Task -
Write out each line of the listing below as a numbered list, skipping blank lines and leaving out the picture.

Recorded data -
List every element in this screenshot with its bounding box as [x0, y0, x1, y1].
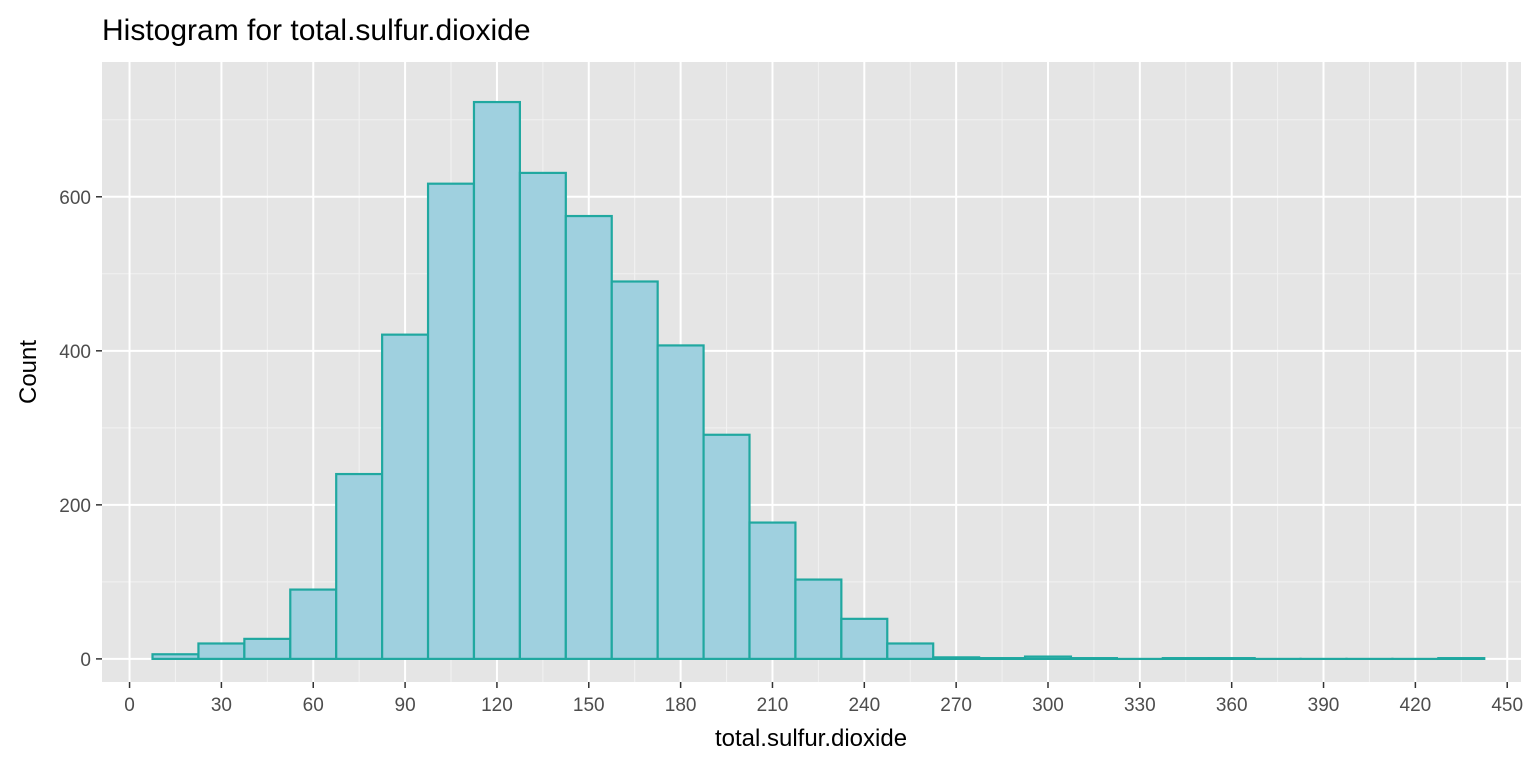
x-tick-label: 450 — [1491, 695, 1523, 716]
histogram-bar — [748, 521, 797, 660]
y-tick-label: 400 — [59, 342, 91, 363]
y-axis-ticks: 0 200 400 600 — [59, 188, 102, 671]
x-tick-label: 120 — [481, 695, 513, 716]
x-axis-ticks: 0 30 60 90 120 150 180 210 240 270 300 330 360 390 420… — [124, 682, 1523, 716]
histogram-bar — [978, 657, 1027, 660]
histogram-bar — [151, 653, 200, 660]
x-tick-label: 150 — [573, 695, 605, 716]
histogram-bar — [656, 344, 705, 660]
histogram-bar — [243, 637, 292, 660]
histogram-bar — [381, 333, 430, 660]
y-tick-label: 600 — [59, 188, 91, 209]
histogram-bar — [1069, 657, 1118, 660]
x-tick-label: 210 — [757, 695, 789, 716]
histogram-bar — [1437, 657, 1486, 660]
x-tick-label: 300 — [1032, 695, 1064, 716]
x-tick-label: 0 — [124, 695, 135, 716]
histogram-bar — [289, 588, 338, 660]
histogram-bar — [840, 617, 889, 660]
histogram-bar — [564, 214, 613, 660]
x-tick-label: 330 — [1124, 695, 1156, 716]
y-tick-label: 0 — [80, 650, 91, 671]
histogram-bar — [610, 280, 659, 660]
histogram-bar — [1207, 657, 1256, 660]
histogram-bar — [1161, 657, 1210, 660]
x-tick-label: 240 — [848, 695, 880, 716]
x-axis-title: total.sulfur.dioxide — [715, 725, 907, 752]
x-tick-label: 30 — [211, 695, 232, 716]
histogram-bar — [932, 656, 981, 660]
chart-title: Histogram for total.sulfur.dioxide — [102, 14, 531, 47]
y-tick-label: 200 — [59, 496, 91, 517]
histogram-bar — [886, 642, 935, 660]
x-tick-label: 420 — [1400, 695, 1432, 716]
histogram-bar — [426, 182, 476, 660]
x-tick-label: 60 — [303, 695, 324, 716]
x-tick-label: 390 — [1308, 695, 1340, 716]
histogram-bar — [472, 100, 521, 660]
x-tick-label: 360 — [1216, 695, 1248, 716]
x-tick-label: 180 — [665, 695, 697, 716]
y-axis-title: Count — [15, 340, 42, 404]
histogram-bar — [518, 171, 567, 660]
x-tick-label: 90 — [395, 695, 416, 716]
histogram-bar — [794, 578, 843, 660]
histogram-bar — [1023, 655, 1073, 660]
histogram-bar — [702, 433, 751, 660]
x-tick-label: 270 — [940, 695, 972, 716]
histogram-bar — [335, 472, 384, 660]
histogram-bar — [197, 642, 246, 660]
histogram-bars — [151, 100, 1486, 661]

Output for this task -
1. List every element in this screenshot with its bounding box as [x0, y0, x1, y1].
2. x-tick-label: 450 — [1491, 695, 1523, 716]
3. histogram-bar — [748, 521, 797, 660]
4. y-tick-label: 400 — [59, 342, 91, 363]
5. y-axis-ticks: 0 200 400 600 — [59, 188, 102, 671]
6. x-tick-label: 120 — [481, 695, 513, 716]
7. x-axis-ticks: 0 30 60 90 120 150 180 210 240 270 300 330 360 390 420… — [124, 682, 1523, 716]
8. histogram-bar — [978, 657, 1027, 660]
9. histogram-bar — [151, 653, 200, 660]
10. x-tick-label: 150 — [573, 695, 605, 716]
11. histogram-bar — [656, 344, 705, 660]
12. histogram-bar — [243, 637, 292, 660]
13. histogram-bar — [381, 333, 430, 660]
14. y-tick-label: 600 — [59, 188, 91, 209]
15. histogram-bar — [1069, 657, 1118, 660]
16. x-tick-label: 210 — [757, 695, 789, 716]
17. histogram-bar — [1437, 657, 1486, 660]
18. x-tick-label: 300 — [1032, 695, 1064, 716]
19. x-tick-label: 0 — [124, 695, 135, 716]
20. histogram-bar — [289, 588, 338, 660]
21. histogram-bar — [840, 617, 889, 660]
22. histogram-bar — [564, 214, 613, 660]
23. x-tick-label: 330 — [1124, 695, 1156, 716]
24. y-tick-label: 0 — [80, 650, 91, 671]
25. histogram-bar — [610, 280, 659, 660]
26. histogram-bar — [1207, 657, 1256, 660]
27. histogram-bar — [1161, 657, 1210, 660]
28. x-tick-label: 240 — [848, 695, 880, 716]
29. x-axis-title: total.sulfur.dioxide — [715, 725, 907, 752]
30. x-tick-label: 30 — [211, 695, 232, 716]
31. histogram-bar — [932, 656, 981, 660]
32. chart-title: Histogram for total.sulfur.dioxide — [102, 14, 531, 47]
33. y-tick-label: 200 — [59, 496, 91, 517]
34. histogram-bar — [886, 642, 935, 660]
35. x-tick-label: 420 — [1400, 695, 1432, 716]
36. histogram-bar — [426, 182, 476, 660]
37. x-tick-label: 60 — [303, 695, 324, 716]
38. x-tick-label: 390 — [1308, 695, 1340, 716]
39. histogram-bar — [472, 100, 521, 660]
40. x-tick-label: 360 — [1216, 695, 1248, 716]
41. x-tick-label: 180 — [665, 695, 697, 716]
42. y-axis-title: Count — [15, 340, 42, 404]
43. histogram-bar — [518, 171, 567, 660]
44. x-tick-label: 90 — [395, 695, 416, 716]
45. histogram-bar — [794, 578, 843, 660]
46. histogram-bar — [1023, 655, 1073, 660]
47. histogram-bar — [702, 433, 751, 660]
48. x-tick-label: 270 — [940, 695, 972, 716]
49. histogram-bar — [335, 472, 384, 660]
50. histogram-bar — [197, 642, 246, 660]
51. histogram-bars — [151, 100, 1486, 661]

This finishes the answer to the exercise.